■ TASK DETAILS
Would you write out the listing verbatim and skip every picture in it?

■ GIVEN ENTRIES
· · ·

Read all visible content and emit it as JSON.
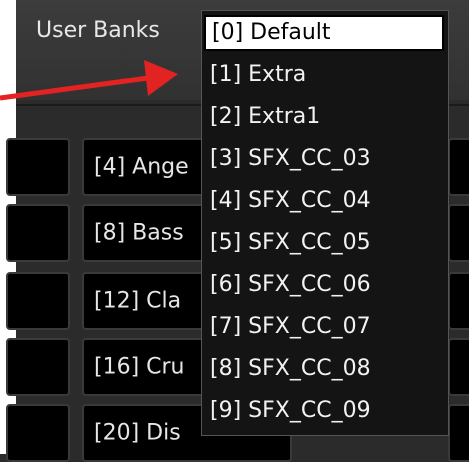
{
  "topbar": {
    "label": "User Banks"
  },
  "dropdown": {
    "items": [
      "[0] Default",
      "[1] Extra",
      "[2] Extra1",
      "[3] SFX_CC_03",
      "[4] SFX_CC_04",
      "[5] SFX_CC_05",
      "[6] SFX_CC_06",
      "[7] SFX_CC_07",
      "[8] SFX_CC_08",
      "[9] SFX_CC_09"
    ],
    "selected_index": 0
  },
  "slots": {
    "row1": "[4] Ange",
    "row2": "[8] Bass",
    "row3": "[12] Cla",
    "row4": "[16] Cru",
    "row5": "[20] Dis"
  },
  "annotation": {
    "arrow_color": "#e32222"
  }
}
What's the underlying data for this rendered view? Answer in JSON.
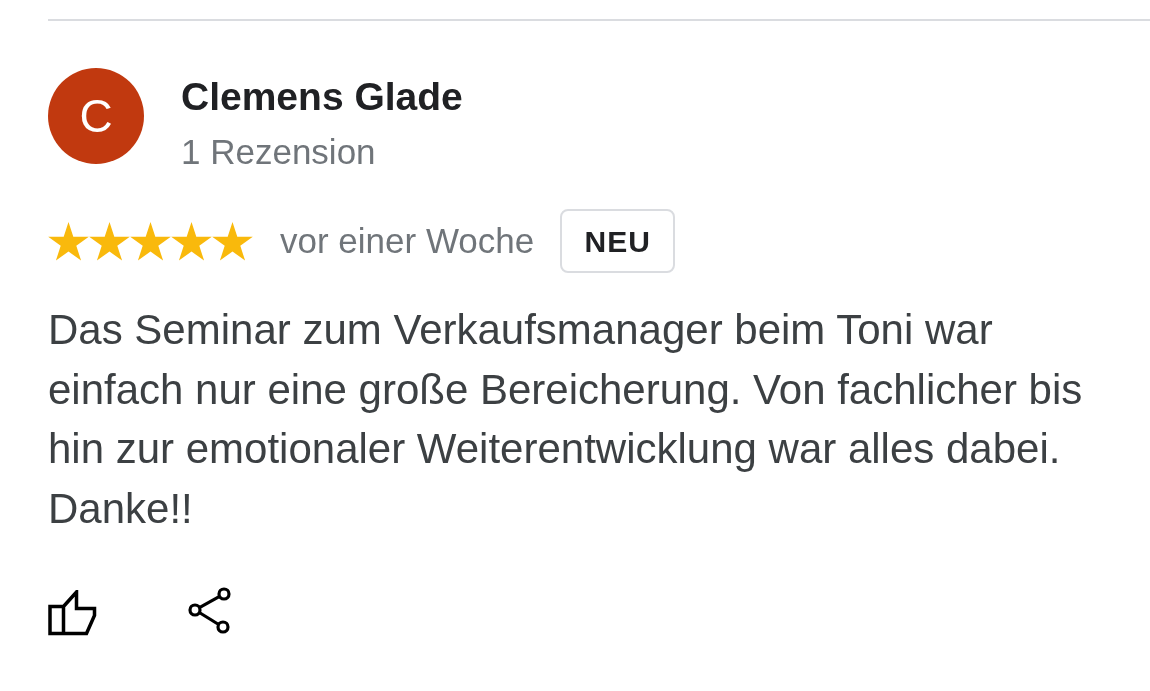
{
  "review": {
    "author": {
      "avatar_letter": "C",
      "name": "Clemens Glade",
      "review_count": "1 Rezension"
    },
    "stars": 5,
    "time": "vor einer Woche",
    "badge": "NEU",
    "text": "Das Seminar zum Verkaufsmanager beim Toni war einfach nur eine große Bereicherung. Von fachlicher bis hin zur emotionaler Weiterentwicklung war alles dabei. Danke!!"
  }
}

· · ·

■ TASK ANSWER
Read all visible content and emit it as JSON.
{
  "topbar": {
    "label": "User Banks"
  },
  "dropdown": {
    "items": [
      "[0] Default",
      "[1] Extra",
      "[2] Extra1",
      "[3] SFX_CC_03",
      "[4] SFX_CC_04",
      "[5] SFX_CC_05",
      "[6] SFX_CC_06",
      "[7] SFX_CC_07",
      "[8] SFX_CC_08",
      "[9] SFX_CC_09"
    ],
    "selected_index": 0
  },
  "slots": {
    "row1": "[4] Ange",
    "row2": "[8] Bass",
    "row3": "[12] Cla",
    "row4": "[16] Cru",
    "row5": "[20] Dis"
  },
  "annotation": {
    "arrow_color": "#e32222"
  }
}
What's the underlying data for this rendered view? Answer in JSON.
{
  "review": {
    "author": {
      "avatar_letter": "C",
      "name": "Clemens Glade",
      "review_count": "1 Rezension"
    },
    "stars": 5,
    "time": "vor einer Woche",
    "badge": "NEU",
    "text": "Das Seminar zum Verkaufsmanager beim Toni war einfach nur eine große Bereicherung. Von fachlicher bis hin zur emotionaler Weiterentwicklung war alles dabei. Danke!!"
  }
}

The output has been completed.